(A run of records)
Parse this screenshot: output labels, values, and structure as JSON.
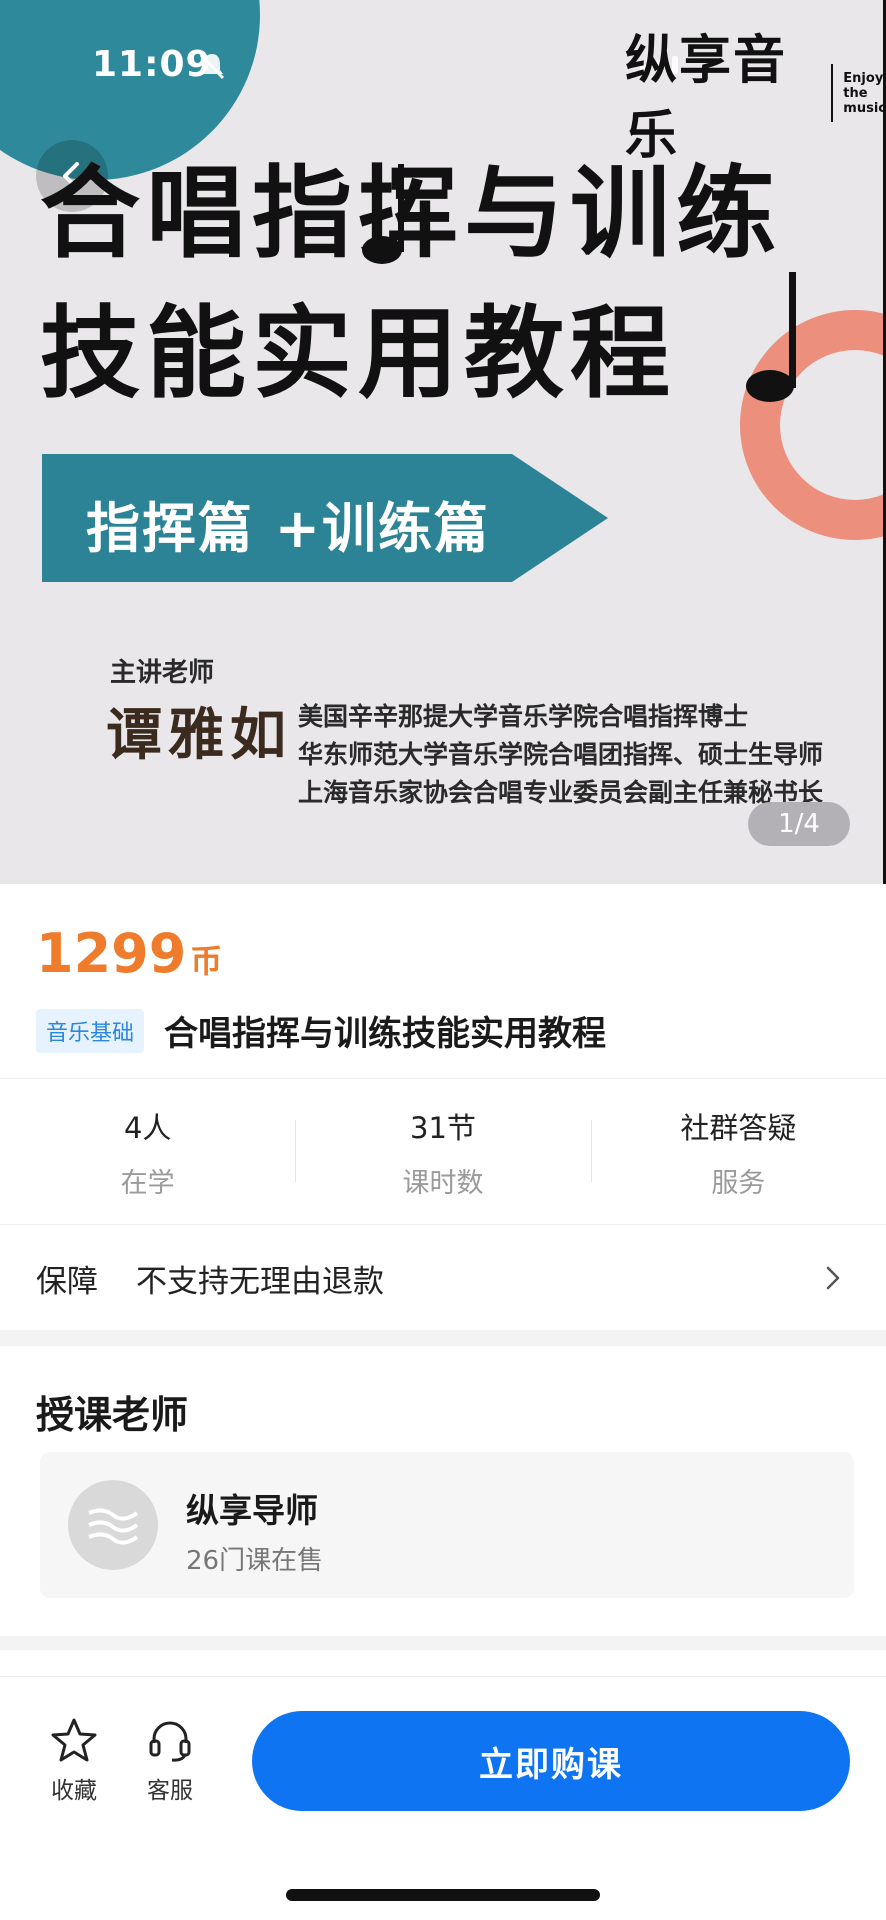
{
  "status_bar": {
    "time": "11:09"
  },
  "hero": {
    "brand_cn": "纵享音乐",
    "brand_en_lines": [
      "Enjoy",
      "the",
      "music"
    ],
    "title_line1": "合唱指挥与训练",
    "title_line2": "技能实用教程",
    "banner_text": "指挥篇 +训练篇",
    "teacher_caption": "主讲老师",
    "teacher_name": "谭雅如",
    "teacher_credentials": [
      "美国辛辛那提大学音乐学院合唱指挥博士",
      "华东师范大学音乐学院合唱团指挥、硕士生导师",
      "上海音乐家协会合唱专业委员会副主任兼秘书长"
    ],
    "image_counter": "1/4",
    "colors": {
      "teal": "#2b8395",
      "salmon": "#ec8f7d"
    }
  },
  "product": {
    "price": "1299",
    "price_unit": "币",
    "category_tag": "音乐基础",
    "title": "合唱指挥与训练技能实用教程",
    "accent_color": "#ef7b2c"
  },
  "stats": [
    {
      "value": "4人",
      "label": "在学"
    },
    {
      "value": "31节",
      "label": "课时数"
    },
    {
      "value": "社群答疑",
      "label": "服务"
    }
  ],
  "guarantee": {
    "label": "保障",
    "value": "不支持无理由退款"
  },
  "teacher_section": {
    "title": "授课老师",
    "name": "纵享导师",
    "subtitle": "26门课在售"
  },
  "bottom_bar": {
    "favorite_label": "收藏",
    "service_label": "客服",
    "buy_label": "立即购课",
    "buy_color": "#0e74f2"
  }
}
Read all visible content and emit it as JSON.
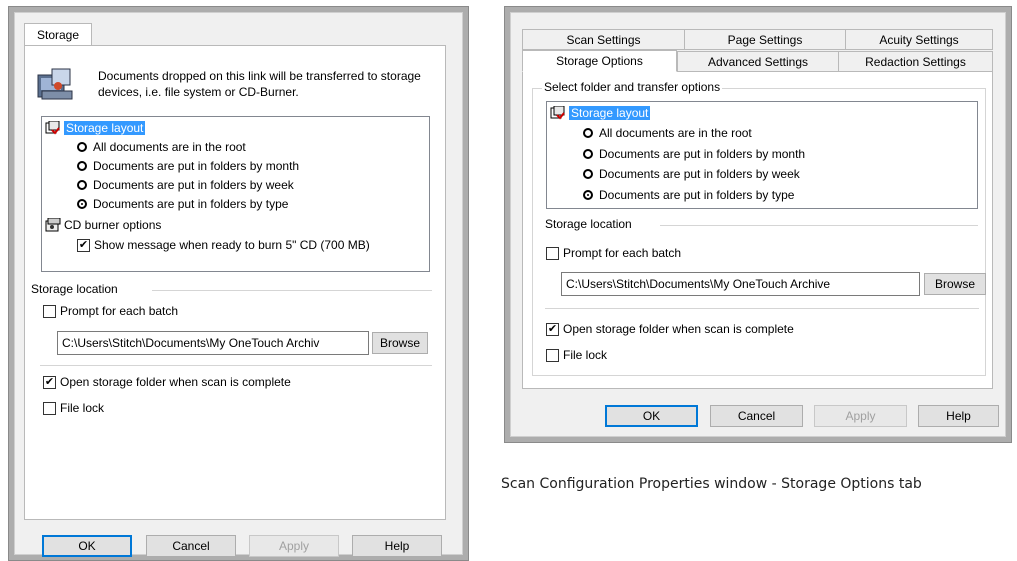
{
  "left_dialog": {
    "tab_label": "Storage",
    "description": "Documents dropped on this link will be transferred to storage devices, i.e. file system or CD-Burner.",
    "tree": {
      "storage_layout": "Storage layout",
      "options": [
        {
          "label": "All documents are in the root",
          "selected": false
        },
        {
          "label": "Documents are put in folders by month",
          "selected": false
        },
        {
          "label": "Documents are put in folders by week",
          "selected": false
        },
        {
          "label": "Documents are put in folders by type",
          "selected": true
        }
      ],
      "cd_burner": "CD burner options",
      "cd_message": "Show message when ready to burn 5\" CD (700 MB)",
      "cd_message_checked": true
    },
    "storage_location": "Storage location",
    "prompt_each_batch": "Prompt for each batch",
    "path": "C:\\Users\\Stitch\\Documents\\My OneTouch Archiv",
    "browse": "Browse",
    "open_folder": "Open storage folder when scan is complete",
    "file_lock": "File lock",
    "buttons": {
      "ok": "OK",
      "cancel": "Cancel",
      "apply": "Apply",
      "help": "Help"
    }
  },
  "right_dialog": {
    "tabs_row1": [
      "Scan Settings",
      "Page Settings",
      "Acuity Settings"
    ],
    "tabs_row2": [
      "Storage Options",
      "Advanced Settings",
      "Redaction Settings"
    ],
    "active_tab": "Storage Options",
    "group_title": "Select folder and transfer options",
    "tree": {
      "storage_layout": "Storage layout",
      "options": [
        {
          "label": "All documents are in the root",
          "selected": false
        },
        {
          "label": "Documents are put in folders by month",
          "selected": false
        },
        {
          "label": "Documents are put in folders by week",
          "selected": false
        },
        {
          "label": "Documents are put in folders by type",
          "selected": true
        }
      ]
    },
    "storage_location": "Storage location",
    "prompt_each_batch": "Prompt for each batch",
    "path": "C:\\Users\\Stitch\\Documents\\My OneTouch Archive",
    "browse": "Browse",
    "open_folder": "Open storage folder when scan is complete",
    "file_lock": "File lock",
    "buttons": {
      "ok": "OK",
      "cancel": "Cancel",
      "apply": "Apply",
      "help": "Help"
    }
  },
  "caption": "Scan Configuration Properties window - Storage Options tab",
  "colors": {
    "highlight": "#3399ff",
    "dialog_bg": "#f0f0f0",
    "frame": "#adadad",
    "default_button_border": "#0078d7"
  }
}
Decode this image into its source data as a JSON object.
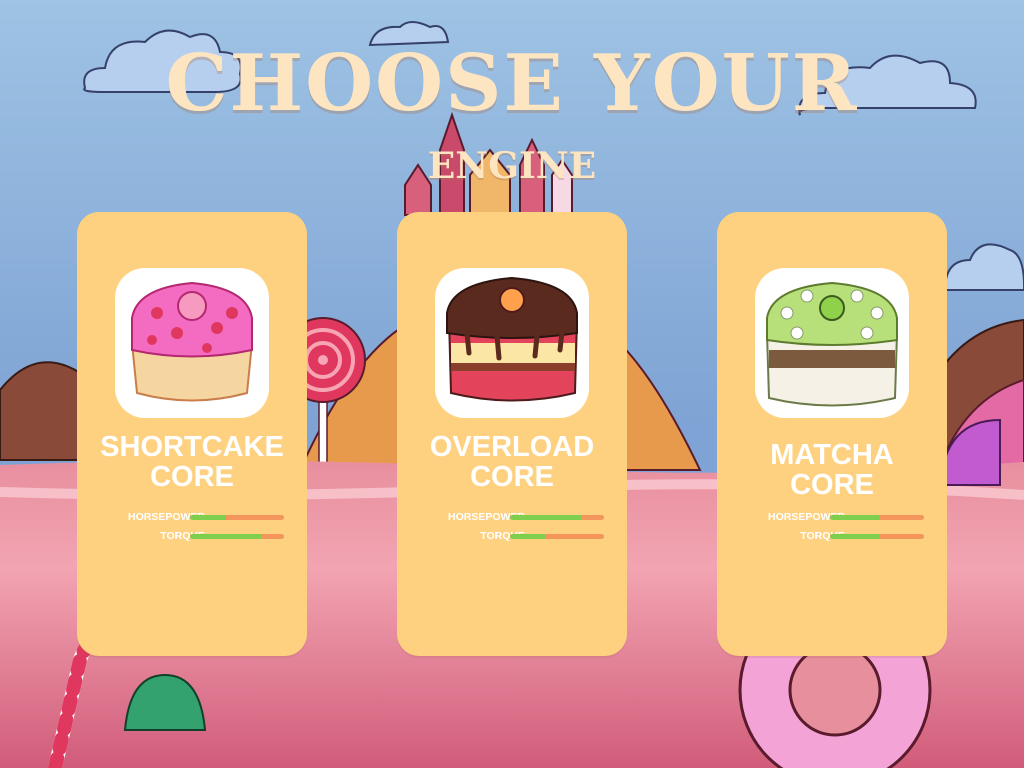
{
  "title": {
    "line1": "CHOOSE YOUR",
    "line2": "ENGINE"
  },
  "colors": {
    "sky": "#8fb4de",
    "card": "#fed181",
    "title": "#fde5c2",
    "bar_fill": "#7fcf4f",
    "bar_track": "#f4955c"
  },
  "engines": [
    {
      "line1": "SHORTCAKE",
      "line2": "CORE",
      "icon": "strawberry-shortcake-icon",
      "stats": [
        {
          "label": "HORSEPOWER",
          "value": 0.38
        },
        {
          "label": "TORQUE",
          "value": 0.75
        }
      ]
    },
    {
      "line1": "OVERLOAD",
      "line2": "CORE",
      "icon": "chocolate-layer-cake-icon",
      "stats": [
        {
          "label": "HORSEPOWER",
          "value": 0.75
        },
        {
          "label": "TORQUE",
          "value": 0.38
        }
      ]
    },
    {
      "line1": "MATCHA",
      "line2": "CORE",
      "icon": "matcha-cake-icon",
      "stats": [
        {
          "label": "HORSEPOWER",
          "value": 0.52
        },
        {
          "label": "TORQUE",
          "value": 0.52
        }
      ]
    }
  ]
}
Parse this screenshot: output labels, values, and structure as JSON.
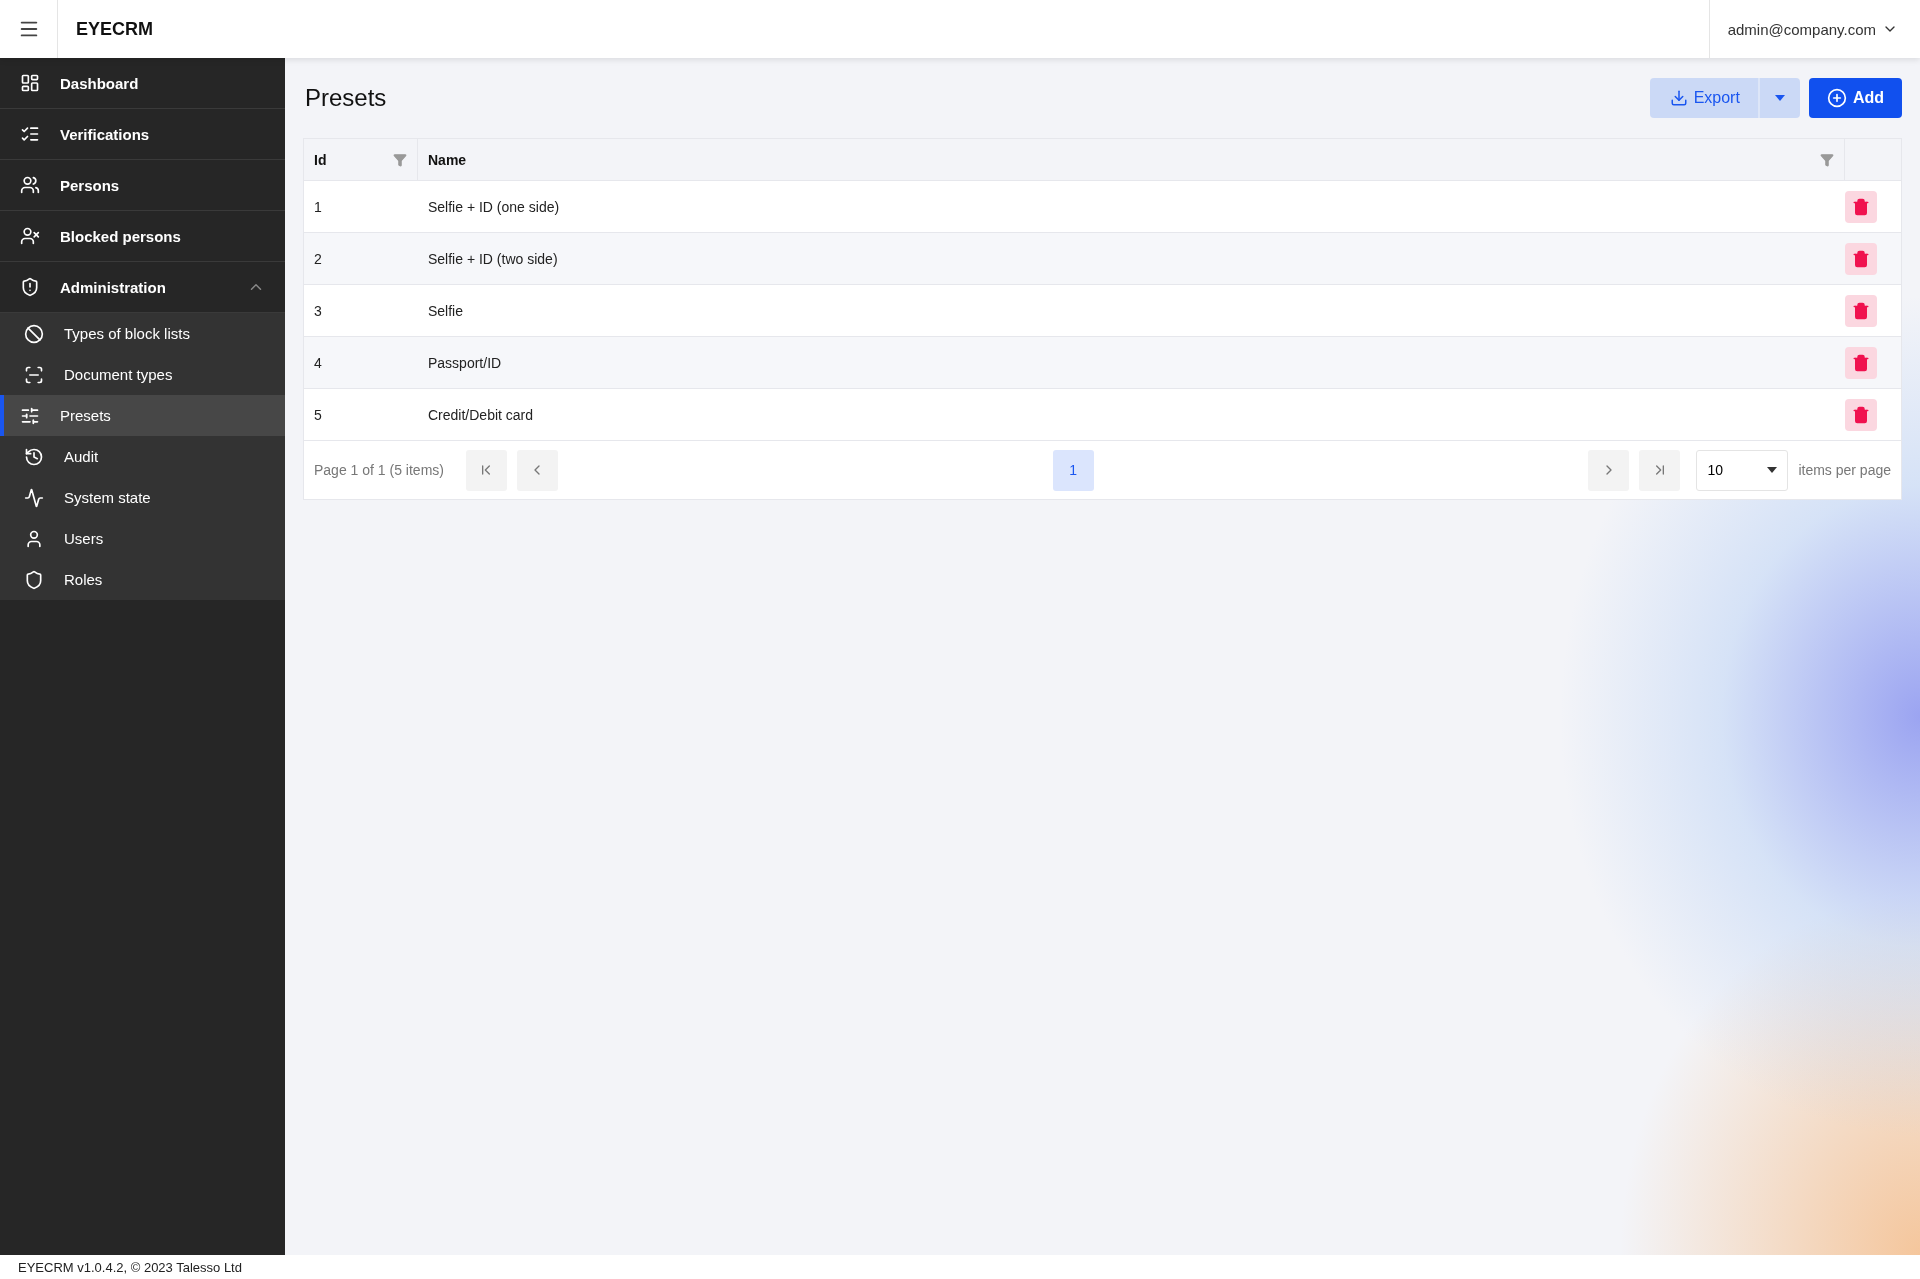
{
  "header": {
    "brand": "EYECRM",
    "user": "admin@company.com"
  },
  "sidebar": {
    "items": [
      {
        "label": "Dashboard",
        "selected": false
      },
      {
        "label": "Verifications",
        "selected": false
      },
      {
        "label": "Persons",
        "selected": false
      },
      {
        "label": "Blocked persons",
        "selected": false
      },
      {
        "label": "Administration",
        "selected": false,
        "expanded": true,
        "children": [
          {
            "label": "Types of block lists",
            "selected": false
          },
          {
            "label": "Document types",
            "selected": false
          },
          {
            "label": "Presets",
            "selected": true
          },
          {
            "label": "Audit",
            "selected": false
          },
          {
            "label": "System state",
            "selected": false
          },
          {
            "label": "Users",
            "selected": false
          },
          {
            "label": "Roles",
            "selected": false
          }
        ]
      }
    ]
  },
  "page": {
    "title": "Presets",
    "export_label": "Export",
    "add_label": "Add"
  },
  "table": {
    "columns": [
      "Id",
      "Name"
    ],
    "rows": [
      {
        "id": "1",
        "name": "Selfie + ID (one side)"
      },
      {
        "id": "2",
        "name": "Selfie + ID (two side)"
      },
      {
        "id": "3",
        "name": "Selfie"
      },
      {
        "id": "4",
        "name": "Passport/ID"
      },
      {
        "id": "5",
        "name": "Credit/Debit card"
      }
    ]
  },
  "pager": {
    "info": "Page 1 of 1 (5 items)",
    "pages": [
      {
        "label": "1",
        "selected": true
      }
    ],
    "page_size": "10",
    "page_size_label": "items per page"
  },
  "footer": "EYECRM v1.0.4.2, © 2023 Talesso Ltd"
}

Goal of the exercise: Reproduce the listing word for word and omit its pictures.

Response for this exercise:
Parse this screenshot: output labels, values, and structure as JSON.
{
  "status_bar": {
    "time": "11:09"
  },
  "hero": {
    "brand_cn": "纵享音乐",
    "brand_en_lines": [
      "Enjoy",
      "the",
      "music"
    ],
    "title_line1": "合唱指挥与训练",
    "title_line2": "技能实用教程",
    "banner_text": "指挥篇 +训练篇",
    "teacher_caption": "主讲老师",
    "teacher_name": "谭雅如",
    "teacher_credentials": [
      "美国辛辛那提大学音乐学院合唱指挥博士",
      "华东师范大学音乐学院合唱团指挥、硕士生导师",
      "上海音乐家协会合唱专业委员会副主任兼秘书长"
    ],
    "image_counter": "1/4",
    "colors": {
      "teal": "#2b8395",
      "salmon": "#ec8f7d"
    }
  },
  "product": {
    "price": "1299",
    "price_unit": "币",
    "category_tag": "音乐基础",
    "title": "合唱指挥与训练技能实用教程",
    "accent_color": "#ef7b2c"
  },
  "stats": [
    {
      "value": "4人",
      "label": "在学"
    },
    {
      "value": "31节",
      "label": "课时数"
    },
    {
      "value": "社群答疑",
      "label": "服务"
    }
  ],
  "guarantee": {
    "label": "保障",
    "value": "不支持无理由退款"
  },
  "teacher_section": {
    "title": "授课老师",
    "name": "纵享导师",
    "subtitle": "26门课在售"
  },
  "bottom_bar": {
    "favorite_label": "收藏",
    "service_label": "客服",
    "buy_label": "立即购课",
    "buy_color": "#0e74f2"
  }
}
Read all visible content and emit it as JSON.
{
  "left_dialog": {
    "tab_label": "Storage",
    "description": "Documents dropped on this link will be transferred to storage devices, i.e. file system or CD-Burner.",
    "tree": {
      "storage_layout": "Storage layout",
      "options": [
        {
          "label": "All documents are in the root",
          "selected": false
        },
        {
          "label": "Documents are put in folders by month",
          "selected": false
        },
        {
          "label": "Documents are put in folders by week",
          "selected": false
        },
        {
          "label": "Documents are put in folders by type",
          "selected": true
        }
      ],
      "cd_burner": "CD burner options",
      "cd_message": "Show message when ready to burn 5\" CD (700 MB)",
      "cd_message_checked": true
    },
    "storage_location": "Storage location",
    "prompt_each_batch": "Prompt for each batch",
    "path": "C:\\Users\\Stitch\\Documents\\My OneTouch Archiv",
    "browse": "Browse",
    "open_folder": "Open storage folder when scan is complete",
    "file_lock": "File lock",
    "buttons": {
      "ok": "OK",
      "cancel": "Cancel",
      "apply": "Apply",
      "help": "Help"
    }
  },
  "right_dialog": {
    "tabs_row1": [
      "Scan Settings",
      "Page Settings",
      "Acuity Settings"
    ],
    "tabs_row2": [
      "Storage Options",
      "Advanced Settings",
      "Redaction Settings"
    ],
    "active_tab": "Storage Options",
    "group_title": "Select folder and transfer options",
    "tree": {
      "storage_layout": "Storage layout",
      "options": [
        {
          "label": "All documents are in the root",
          "selected": false
        },
        {
          "label": "Documents are put in folders by month",
          "selected": false
        },
        {
          "label": "Documents are put in folders by week",
          "selected": false
        },
        {
          "label": "Documents are put in folders by type",
          "selected": true
        }
      ]
    },
    "storage_location": "Storage location",
    "prompt_each_batch": "Prompt for each batch",
    "path": "C:\\Users\\Stitch\\Documents\\My OneTouch Archive",
    "browse": "Browse",
    "open_folder": "Open storage folder when scan is complete",
    "file_lock": "File lock",
    "buttons": {
      "ok": "OK",
      "cancel": "Cancel",
      "apply": "Apply",
      "help": "Help"
    }
  },
  "caption": "Scan Configuration Properties window - Storage Options tab",
  "colors": {
    "highlight": "#3399ff",
    "dialog_bg": "#f0f0f0",
    "frame": "#adadad",
    "default_button_border": "#0078d7"
  }
}
Decode this image into its source data as a JSON object.
{
  "title": {
    "line1": "CHOOSE YOUR",
    "line2": "ENGINE"
  },
  "colors": {
    "sky": "#8fb4de",
    "card": "#fed181",
    "title": "#fde5c2",
    "bar_fill": "#7fcf4f",
    "bar_track": "#f4955c"
  },
  "engines": [
    {
      "line1": "SHORTCAKE",
      "line2": "CORE",
      "icon": "strawberry-shortcake-icon",
      "stats": [
        {
          "label": "HORSEPOWER",
          "value": 0.38
        },
        {
          "label": "TORQUE",
          "value": 0.75
        }
      ]
    },
    {
      "line1": "OVERLOAD",
      "line2": "CORE",
      "icon": "chocolate-layer-cake-icon",
      "stats": [
        {
          "label": "HORSEPOWER",
          "value": 0.75
        },
        {
          "label": "TORQUE",
          "value": 0.38
        }
      ]
    },
    {
      "line1": "MATCHA",
      "line2": "CORE",
      "icon": "matcha-cake-icon",
      "stats": [
        {
          "label": "HORSEPOWER",
          "value": 0.52
        },
        {
          "label": "TORQUE",
          "value": 0.52
        }
      ]
    }
  ]
}
Parse this screenshot: output labels, values, and structure as JSON.
{
  "header": {
    "brand": "EYECRM",
    "user": "admin@company.com"
  },
  "sidebar": {
    "items": [
      {
        "label": "Dashboard",
        "selected": false
      },
      {
        "label": "Verifications",
        "selected": false
      },
      {
        "label": "Persons",
        "selected": false
      },
      {
        "label": "Blocked persons",
        "selected": false
      },
      {
        "label": "Administration",
        "selected": false,
        "expanded": true,
        "children": [
          {
            "label": "Types of block lists",
            "selected": false
          },
          {
            "label": "Document types",
            "selected": false
          },
          {
            "label": "Presets",
            "selected": true
          },
          {
            "label": "Audit",
            "selected": false
          },
          {
            "label": "System state",
            "selected": false
          },
          {
            "label": "Users",
            "selected": false
          },
          {
            "label": "Roles",
            "selected": false
          }
        ]
      }
    ]
  },
  "page": {
    "title": "Presets",
    "export_label": "Export",
    "add_label": "Add"
  },
  "table": {
    "columns": [
      "Id",
      "Name"
    ],
    "rows": [
      {
        "id": "1",
        "name": "Selfie + ID (one side)"
      },
      {
        "id": "2",
        "name": "Selfie + ID (two side)"
      },
      {
        "id": "3",
        "name": "Selfie"
      },
      {
        "id": "4",
        "name": "Passport/ID"
      },
      {
        "id": "5",
        "name": "Credit/Debit card"
      }
    ]
  },
  "pager": {
    "info": "Page 1 of 1 (5 items)",
    "pages": [
      {
        "label": "1",
        "selected": true
      }
    ],
    "page_size": "10",
    "page_size_label": "items per page"
  },
  "footer": "EYECRM v1.0.4.2, © 2023 Talesso Ltd"
}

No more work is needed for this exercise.